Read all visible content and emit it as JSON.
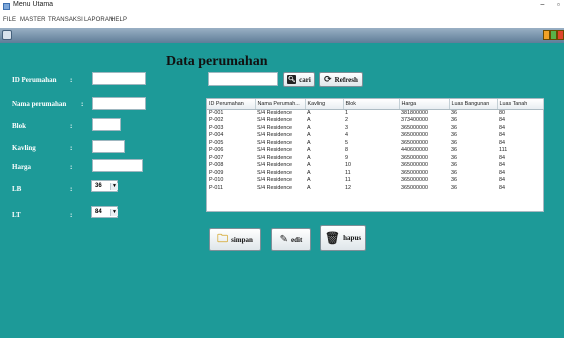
{
  "window": {
    "title": "Menu Utama",
    "minimize": "−",
    "maximize": "▫"
  },
  "menubar": [
    "FILE",
    "MASTER",
    "TRANSAKSI",
    "LAPORAN",
    "HELP"
  ],
  "form": {
    "heading": "Data perumahan",
    "colon": ":",
    "fields": {
      "id_perumahan": {
        "label": "ID Perumahan",
        "value": ""
      },
      "nama_perumahan": {
        "label": "Nama perumahan",
        "value": ""
      },
      "blok": {
        "label": "Blok",
        "value": ""
      },
      "kavling": {
        "label": "Kavling",
        "value": ""
      },
      "harga": {
        "label": "Harga",
        "value": ""
      },
      "lb": {
        "label": "LB",
        "value": "36"
      },
      "lt": {
        "label": "LT",
        "value": "84"
      }
    }
  },
  "search": {
    "value": "",
    "cari_label": "cari",
    "refresh_label": "Refresh"
  },
  "table": {
    "columns": [
      "ID Perumahan",
      "Nama Perumah...",
      "Kavling",
      "Blok",
      "Harga",
      "Luas Bangunan",
      "Luas Tanah"
    ],
    "rows": [
      [
        "P-001",
        "S/4 Residence",
        "A",
        "1",
        "381800000",
        "36",
        "80"
      ],
      [
        "P-002",
        "S/4 Residence",
        "A",
        "2",
        "373400000",
        "36",
        "84"
      ],
      [
        "P-003",
        "S/4 Residence",
        "A",
        "3",
        "365000000",
        "36",
        "84"
      ],
      [
        "P-004",
        "S/4 Residence",
        "A",
        "4",
        "365000000",
        "36",
        "84"
      ],
      [
        "P-005",
        "S/4 Residence",
        "A",
        "5",
        "365000000",
        "36",
        "84"
      ],
      [
        "P-006",
        "S/4 Residence",
        "A",
        "8",
        "440600000",
        "36",
        "111"
      ],
      [
        "P-007",
        "S/4 Residence",
        "A",
        "9",
        "365000000",
        "36",
        "84"
      ],
      [
        "P-008",
        "S/4 Residence",
        "A",
        "10",
        "365000000",
        "36",
        "84"
      ],
      [
        "P-009",
        "S/4 Residence",
        "A",
        "11",
        "365000000",
        "36",
        "84"
      ],
      [
        "P-010",
        "S/4 Residence",
        "A",
        "11",
        "365000000",
        "36",
        "84"
      ],
      [
        "P-011",
        "S/4 Residence",
        "A",
        "12",
        "365000000",
        "36",
        "84"
      ]
    ]
  },
  "actions": {
    "simpan": "simpan",
    "edit": "edit",
    "hapus": "hapus"
  },
  "colors": {
    "background": "#1d9a98",
    "title_gradient_top": "#9ab0c4",
    "title_gradient_bottom": "#5f7d98"
  }
}
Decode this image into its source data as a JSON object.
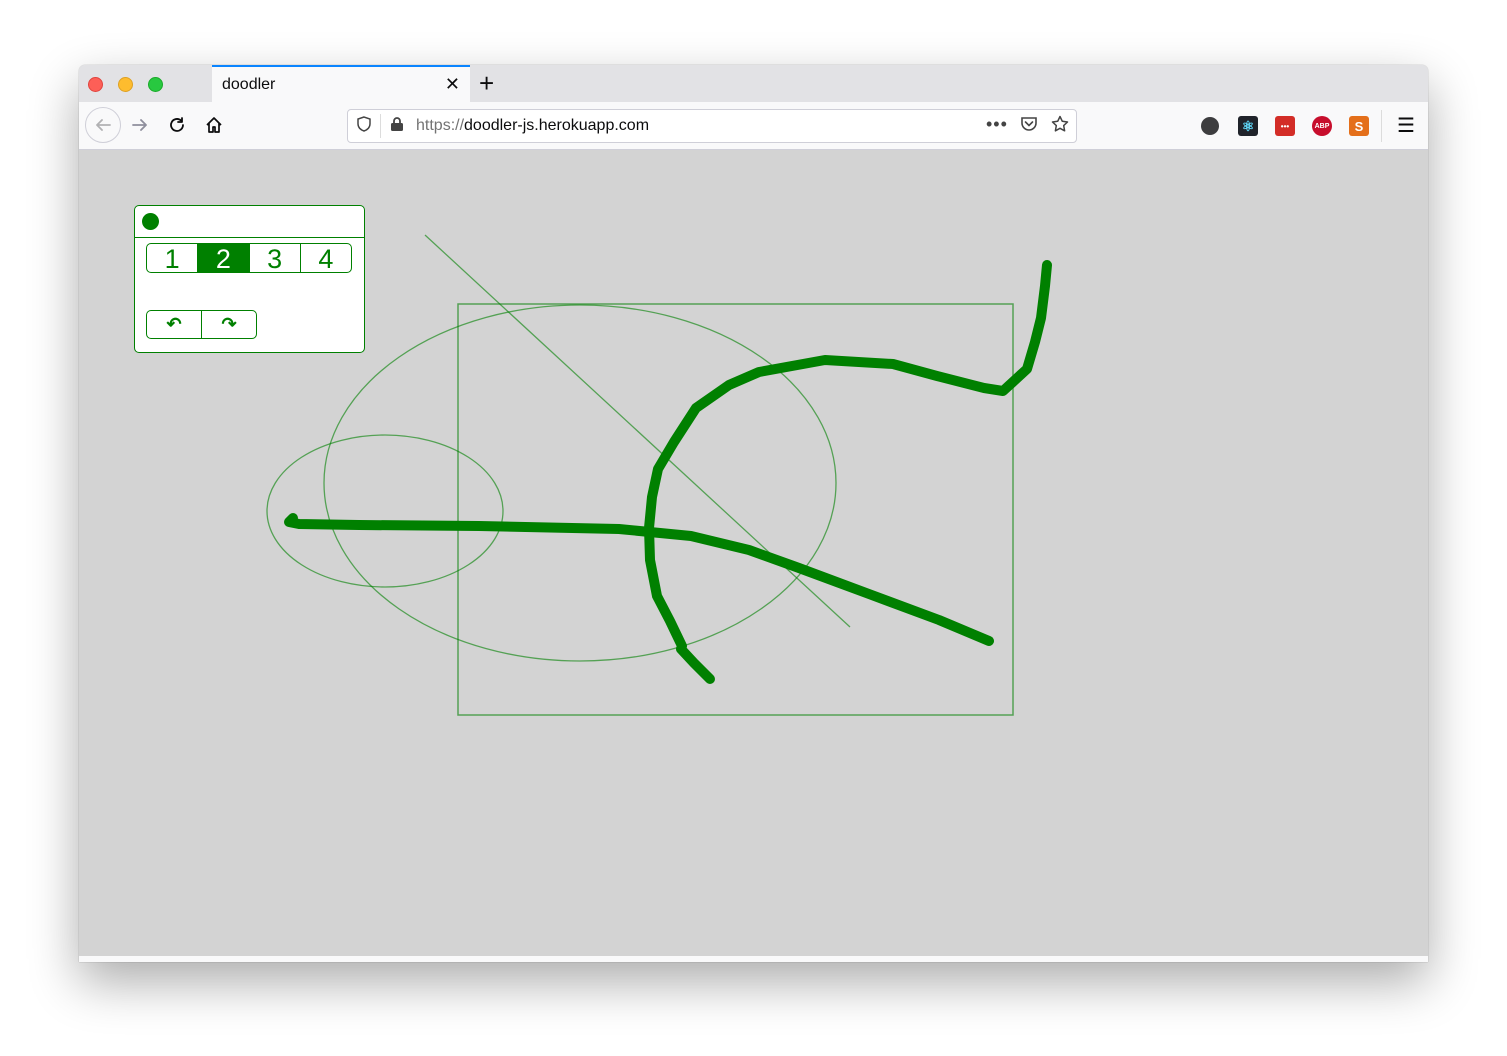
{
  "browser": {
    "tab_title": "doodler",
    "url_protocol": "https://",
    "url_host": "doodler-js.herokuapp.com",
    "toolbar_icons": [
      "back-arrow-icon",
      "forward-arrow-icon",
      "reload-icon",
      "home-icon"
    ],
    "urlbar_icons": [
      "shield-icon",
      "lock-icon",
      "more-icon",
      "pocket-icon",
      "star-icon"
    ],
    "extensions": [
      {
        "name": "account-icon",
        "label": "",
        "color": "#3d3d3f"
      },
      {
        "name": "react-devtools-icon",
        "label": "⚛",
        "color": "#20232a"
      },
      {
        "name": "lastpass-icon",
        "label": "•••",
        "color": "#d32d27"
      },
      {
        "name": "adblock-plus-icon",
        "label": "ABP",
        "color": "#c70d2c"
      },
      {
        "name": "sublime-icon",
        "label": "S",
        "color": "#e46f1a"
      }
    ]
  },
  "toolbox": {
    "selected_color": "#008000",
    "sizes": [
      "1",
      "2",
      "3",
      "4"
    ],
    "active_size": "2",
    "undo_label": "↶",
    "redo_label": "↷"
  },
  "canvas": {
    "background": "#d3d3d3",
    "stroke_color": "#008000",
    "shapes": [
      "line",
      "rectangle",
      "large-ellipse",
      "small-ellipse",
      "freehand-stroke-1",
      "freehand-stroke-2"
    ]
  }
}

# # # # # # #

◆ GIVEN INSTRUCTION
Images should not appear in the copy; retype the listing above exactly.

◆ SOLUTION TO THE PROBLEM
Read all visible content and emit it as JSON.
{
  "window": {
    "title": "Menu Utama",
    "minimize": "−",
    "maximize": "▫"
  },
  "menubar": [
    "FILE",
    "MASTER",
    "TRANSAKSI",
    "LAPORAN",
    "HELP"
  ],
  "form": {
    "heading": "Data perumahan",
    "colon": ":",
    "fields": {
      "id_perumahan": {
        "label": "ID Perumahan",
        "value": ""
      },
      "nama_perumahan": {
        "label": "Nama perumahan",
        "value": ""
      },
      "blok": {
        "label": "Blok",
        "value": ""
      },
      "kavling": {
        "label": "Kavling",
        "value": ""
      },
      "harga": {
        "label": "Harga",
        "value": ""
      },
      "lb": {
        "label": "LB",
        "value": "36"
      },
      "lt": {
        "label": "LT",
        "value": "84"
      }
    }
  },
  "search": {
    "value": "",
    "cari_label": "cari",
    "refresh_label": "Refresh"
  },
  "table": {
    "columns": [
      "ID Perumahan",
      "Nama Perumah...",
      "Kavling",
      "Blok",
      "Harga",
      "Luas Bangunan",
      "Luas Tanah"
    ],
    "rows": [
      [
        "P-001",
        "S/4 Residence",
        "A",
        "1",
        "381800000",
        "36",
        "80"
      ],
      [
        "P-002",
        "S/4 Residence",
        "A",
        "2",
        "373400000",
        "36",
        "84"
      ],
      [
        "P-003",
        "S/4 Residence",
        "A",
        "3",
        "365000000",
        "36",
        "84"
      ],
      [
        "P-004",
        "S/4 Residence",
        "A",
        "4",
        "365000000",
        "36",
        "84"
      ],
      [
        "P-005",
        "S/4 Residence",
        "A",
        "5",
        "365000000",
        "36",
        "84"
      ],
      [
        "P-006",
        "S/4 Residence",
        "A",
        "8",
        "440600000",
        "36",
        "111"
      ],
      [
        "P-007",
        "S/4 Residence",
        "A",
        "9",
        "365000000",
        "36",
        "84"
      ],
      [
        "P-008",
        "S/4 Residence",
        "A",
        "10",
        "365000000",
        "36",
        "84"
      ],
      [
        "P-009",
        "S/4 Residence",
        "A",
        "11",
        "365000000",
        "36",
        "84"
      ],
      [
        "P-010",
        "S/4 Residence",
        "A",
        "11",
        "365000000",
        "36",
        "84"
      ],
      [
        "P-011",
        "S/4 Residence",
        "A",
        "12",
        "365000000",
        "36",
        "84"
      ]
    ]
  },
  "actions": {
    "simpan": "simpan",
    "edit": "edit",
    "hapus": "hapus"
  },
  "colors": {
    "background": "#1d9a98",
    "title_gradient_top": "#9ab0c4",
    "title_gradient_bottom": "#5f7d98"
  }
}
Decode this image into its source data as a JSON object.
{
  "browser": {
    "tab_title": "doodler",
    "url_protocol": "https://",
    "url_host": "doodler-js.herokuapp.com",
    "toolbar_icons": [
      "back-arrow-icon",
      "forward-arrow-icon",
      "reload-icon",
      "home-icon"
    ],
    "urlbar_icons": [
      "shield-icon",
      "lock-icon",
      "more-icon",
      "pocket-icon",
      "star-icon"
    ],
    "extensions": [
      {
        "name": "account-icon",
        "label": "",
        "color": "#3d3d3f"
      },
      {
        "name": "react-devtools-icon",
        "label": "⚛",
        "color": "#20232a"
      },
      {
        "name": "lastpass-icon",
        "label": "•••",
        "color": "#d32d27"
      },
      {
        "name": "adblock-plus-icon",
        "label": "ABP",
        "color": "#c70d2c"
      },
      {
        "name": "sublime-icon",
        "label": "S",
        "color": "#e46f1a"
      }
    ]
  },
  "toolbox": {
    "selected_color": "#008000",
    "sizes": [
      "1",
      "2",
      "3",
      "4"
    ],
    "active_size": "2",
    "undo_label": "↶",
    "redo_label": "↷"
  },
  "canvas": {
    "background": "#d3d3d3",
    "stroke_color": "#008000",
    "shapes": [
      "line",
      "rectangle",
      "large-ellipse",
      "small-ellipse",
      "freehand-stroke-1",
      "freehand-stroke-2"
    ]
  }
}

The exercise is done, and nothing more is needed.